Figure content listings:
☆ ☆ ☆ ☆
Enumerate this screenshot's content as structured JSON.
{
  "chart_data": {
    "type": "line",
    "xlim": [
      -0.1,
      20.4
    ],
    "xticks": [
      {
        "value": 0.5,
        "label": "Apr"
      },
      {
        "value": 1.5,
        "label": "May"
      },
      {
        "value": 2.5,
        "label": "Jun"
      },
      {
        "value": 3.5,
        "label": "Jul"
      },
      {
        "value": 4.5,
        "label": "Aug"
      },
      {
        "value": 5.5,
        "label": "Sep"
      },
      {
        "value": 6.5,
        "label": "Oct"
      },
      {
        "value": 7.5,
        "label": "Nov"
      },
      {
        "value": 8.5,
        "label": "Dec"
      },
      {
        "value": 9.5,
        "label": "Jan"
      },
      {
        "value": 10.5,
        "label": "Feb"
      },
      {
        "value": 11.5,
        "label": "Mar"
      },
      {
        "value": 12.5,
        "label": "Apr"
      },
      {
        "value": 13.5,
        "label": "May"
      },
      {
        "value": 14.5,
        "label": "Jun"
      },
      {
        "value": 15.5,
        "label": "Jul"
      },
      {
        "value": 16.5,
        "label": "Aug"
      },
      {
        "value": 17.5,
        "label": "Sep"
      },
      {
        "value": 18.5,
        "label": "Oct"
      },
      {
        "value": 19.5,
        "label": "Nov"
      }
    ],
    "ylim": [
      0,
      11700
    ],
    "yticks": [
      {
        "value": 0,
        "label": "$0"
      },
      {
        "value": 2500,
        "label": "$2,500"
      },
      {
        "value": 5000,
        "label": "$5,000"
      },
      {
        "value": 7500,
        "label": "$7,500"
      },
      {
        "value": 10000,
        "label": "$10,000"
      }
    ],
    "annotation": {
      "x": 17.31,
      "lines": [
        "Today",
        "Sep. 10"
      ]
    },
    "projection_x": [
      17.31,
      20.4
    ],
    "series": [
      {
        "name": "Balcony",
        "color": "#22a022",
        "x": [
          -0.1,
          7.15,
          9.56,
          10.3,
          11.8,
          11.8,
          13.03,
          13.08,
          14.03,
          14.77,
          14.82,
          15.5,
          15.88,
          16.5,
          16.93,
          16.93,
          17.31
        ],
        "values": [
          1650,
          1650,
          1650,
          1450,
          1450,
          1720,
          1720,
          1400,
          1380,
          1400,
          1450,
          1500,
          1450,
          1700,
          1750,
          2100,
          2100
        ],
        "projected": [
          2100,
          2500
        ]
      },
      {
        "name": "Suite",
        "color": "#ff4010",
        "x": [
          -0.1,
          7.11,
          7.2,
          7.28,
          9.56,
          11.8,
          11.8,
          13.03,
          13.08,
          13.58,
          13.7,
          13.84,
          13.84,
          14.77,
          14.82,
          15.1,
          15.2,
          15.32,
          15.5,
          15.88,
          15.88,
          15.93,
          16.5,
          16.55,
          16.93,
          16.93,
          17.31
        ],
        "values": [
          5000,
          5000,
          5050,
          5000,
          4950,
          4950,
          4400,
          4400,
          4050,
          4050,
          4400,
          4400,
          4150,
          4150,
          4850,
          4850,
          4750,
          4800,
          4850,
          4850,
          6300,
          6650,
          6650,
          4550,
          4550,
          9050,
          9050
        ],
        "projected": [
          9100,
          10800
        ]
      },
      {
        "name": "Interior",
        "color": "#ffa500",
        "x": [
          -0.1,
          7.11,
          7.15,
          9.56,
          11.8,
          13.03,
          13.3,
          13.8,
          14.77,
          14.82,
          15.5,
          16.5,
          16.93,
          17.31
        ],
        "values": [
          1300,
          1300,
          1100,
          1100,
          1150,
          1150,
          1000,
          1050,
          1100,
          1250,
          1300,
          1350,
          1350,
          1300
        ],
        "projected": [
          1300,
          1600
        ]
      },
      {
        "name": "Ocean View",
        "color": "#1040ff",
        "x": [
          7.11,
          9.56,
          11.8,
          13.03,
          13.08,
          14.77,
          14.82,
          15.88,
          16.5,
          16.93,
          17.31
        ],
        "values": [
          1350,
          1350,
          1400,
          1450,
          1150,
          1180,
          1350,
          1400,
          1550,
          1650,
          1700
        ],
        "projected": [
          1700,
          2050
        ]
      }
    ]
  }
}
☆ ☆ ☆ ☆
Problem: Determine the number of lines in the data that contain "color" as a word or string, and state only that number.

Solution: 4